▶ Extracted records
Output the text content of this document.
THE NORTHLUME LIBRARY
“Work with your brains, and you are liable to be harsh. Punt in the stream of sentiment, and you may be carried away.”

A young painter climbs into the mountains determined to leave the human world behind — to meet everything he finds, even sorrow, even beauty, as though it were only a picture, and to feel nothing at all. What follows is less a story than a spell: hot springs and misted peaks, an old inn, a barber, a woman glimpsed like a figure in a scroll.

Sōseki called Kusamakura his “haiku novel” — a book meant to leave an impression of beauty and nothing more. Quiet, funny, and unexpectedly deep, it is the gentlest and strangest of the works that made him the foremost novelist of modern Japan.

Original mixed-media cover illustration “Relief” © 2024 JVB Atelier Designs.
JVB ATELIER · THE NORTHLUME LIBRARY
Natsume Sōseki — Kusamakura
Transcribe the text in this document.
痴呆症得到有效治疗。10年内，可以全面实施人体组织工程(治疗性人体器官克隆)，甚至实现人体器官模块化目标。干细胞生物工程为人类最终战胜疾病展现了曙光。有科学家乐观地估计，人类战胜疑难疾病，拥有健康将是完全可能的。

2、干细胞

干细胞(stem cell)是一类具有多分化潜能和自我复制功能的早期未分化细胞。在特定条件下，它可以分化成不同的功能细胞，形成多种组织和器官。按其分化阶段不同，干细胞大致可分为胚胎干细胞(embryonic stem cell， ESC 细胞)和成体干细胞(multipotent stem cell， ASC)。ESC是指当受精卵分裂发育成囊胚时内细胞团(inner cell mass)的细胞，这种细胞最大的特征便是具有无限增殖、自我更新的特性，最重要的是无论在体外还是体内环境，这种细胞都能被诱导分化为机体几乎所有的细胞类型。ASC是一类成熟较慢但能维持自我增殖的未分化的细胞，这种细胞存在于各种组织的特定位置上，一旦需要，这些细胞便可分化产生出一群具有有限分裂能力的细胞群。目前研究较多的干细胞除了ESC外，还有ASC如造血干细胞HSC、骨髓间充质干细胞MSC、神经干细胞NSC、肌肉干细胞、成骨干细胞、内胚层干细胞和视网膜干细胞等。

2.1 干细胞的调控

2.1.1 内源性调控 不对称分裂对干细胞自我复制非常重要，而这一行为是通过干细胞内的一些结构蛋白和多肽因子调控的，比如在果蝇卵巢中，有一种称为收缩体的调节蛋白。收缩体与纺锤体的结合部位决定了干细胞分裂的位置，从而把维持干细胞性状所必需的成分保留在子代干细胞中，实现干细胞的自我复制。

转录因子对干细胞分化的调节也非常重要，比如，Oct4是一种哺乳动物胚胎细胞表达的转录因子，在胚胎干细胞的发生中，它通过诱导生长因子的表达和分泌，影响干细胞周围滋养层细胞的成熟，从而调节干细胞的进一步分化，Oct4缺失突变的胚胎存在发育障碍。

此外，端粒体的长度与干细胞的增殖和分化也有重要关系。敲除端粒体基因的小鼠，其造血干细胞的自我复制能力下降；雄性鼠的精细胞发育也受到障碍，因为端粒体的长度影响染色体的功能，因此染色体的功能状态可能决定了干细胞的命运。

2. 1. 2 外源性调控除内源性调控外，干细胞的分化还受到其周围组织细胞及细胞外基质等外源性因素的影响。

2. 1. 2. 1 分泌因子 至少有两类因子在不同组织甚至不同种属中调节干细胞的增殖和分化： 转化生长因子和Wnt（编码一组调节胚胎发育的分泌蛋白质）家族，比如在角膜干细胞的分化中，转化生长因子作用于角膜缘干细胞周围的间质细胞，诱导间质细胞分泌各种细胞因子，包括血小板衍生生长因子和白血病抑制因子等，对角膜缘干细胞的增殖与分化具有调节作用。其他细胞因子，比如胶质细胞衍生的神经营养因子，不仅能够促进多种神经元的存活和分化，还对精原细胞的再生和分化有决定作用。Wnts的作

▶ CHALLENGE
Go through the entries and repeat each one exactly.

▶ EXERCISE ANSWER
Output the text content of this document.
THE NORTHLUME LIBRARY
“Work with your brains, and you are liable to be harsh. Punt in the stream of sentiment, and you may be carried away.”

A young painter climbs into the mountains determined to leave the human world behind — to meet everything he finds, even sorrow, even beauty, as though it were only a picture, and to feel nothing at all. What follows is less a story than a spell: hot springs and misted peaks, an old inn, a barber, a woman glimpsed like a figure in a scroll.

Sōseki called Kusamakura his “haiku novel” — a book meant to leave an impression of beauty and nothing more. Quiet, funny, and unexpectedly deep, it is the gentlest and strangest of the works that made him the foremost novelist of modern Japan.

Original mixed-media cover illustration “Relief” © 2024 JVB Atelier Designs.
JVB ATELIER · THE NORTHLUME LIBRARY
Natsume Sōseki — Kusamakura
Transcribe the text in this document.
痴呆症得到有效治疗。10年内，可以全面实施人体组织工程(治疗性人体器官克隆)，甚至实现人体器官模块化目标。干细胞生物工程为人类最终战胜疾病展现了曙光。有科学家乐观地估计，人类战胜疑难疾病，拥有健康将是完全可能的。

2、干细胞

干细胞(stem cell)是一类具有多分化潜能和自我复制功能的早期未分化细胞。在特定条件下，它可以分化成不同的功能细胞，形成多种组织和器官。按其分化阶段不同，干细胞大致可分为胚胎干细胞(embryonic stem cell， ESC 细胞)和成体干细胞(multipotent stem cell， ASC)。ESC是指当受精卵分裂发育成囊胚时内细胞团(inner cell mass)的细胞，这种细胞最大的特征便是具有无限增殖、自我更新的特性，最重要的是无论在体外还是体内环境，这种细胞都能被诱导分化为机体几乎所有的细胞类型。ASC是一类成熟较慢但能维持自我增殖的未分化的细胞，这种细胞存在于各种组织的特定位置上，一旦需要，这些细胞便可分化产生出一群具有有限分裂能力的细胞群。目前研究较多的干细胞除了ESC外，还有ASC如造血干细胞HSC、骨髓间充质干细胞MSC、神经干细胞NSC、肌肉干细胞、成骨干细胞、内胚层干细胞和视网膜干细胞等。

2.1 干细胞的调控

2.1.1 内源性调控 不对称分裂对干细胞自我复制非常重要，而这一行为是通过干细胞内的一些结构蛋白和多肽因子调控的，比如在果蝇卵巢中，有一种称为收缩体的调节蛋白。收缩体与纺锤体的结合部位决定了干细胞分裂的位置，从而把维持干细胞性状所必需的成分保留在子代干细胞中，实现干细胞的自我复制。

转录因子对干细胞分化的调节也非常重要，比如，Oct4是一种哺乳动物胚胎细胞表达的转录因子，在胚胎干细胞的发生中，它通过诱导生长因子的表达和分泌，影响干细胞周围滋养层细胞的成熟，从而调节干细胞的进一步分化，Oct4缺失突变的胚胎存在发育障碍。

此外，端粒体的长度与干细胞的增殖和分化也有重要关系。敲除端粒体基因的小鼠，其造血干细胞的自我复制能力下降；雄性鼠的精细胞发育也受到障碍，因为端粒体的长度影响染色体的功能，因此染色体的功能状态可能决定了干细胞的命运。

2. 1. 2 外源性调控除内源性调控外，干细胞的分化还受到其周围组织细胞及细胞外基质等外源性因素的影响。

2. 1. 2. 1 分泌因子 至少有两类因子在不同组织甚至不同种属中调节干细胞的增殖和分化： 转化生长因子和Wnt（编码一组调节胚胎发育的分泌蛋白质）家族，比如在角膜干细胞的分化中，转化生长因子作用于角膜缘干细胞周围的间质细胞，诱导间质细胞分泌各种细胞因子，包括血小板衍生生长因子和白血病抑制因子等，对角膜缘干细胞的增殖与分化具有调节作用。其他细胞因子，比如胶质细胞衍生的神经营养因子，不仅能够促进多种神经元的存活和分化，还对精原细胞的再生和分化有决定作用。Wnts的作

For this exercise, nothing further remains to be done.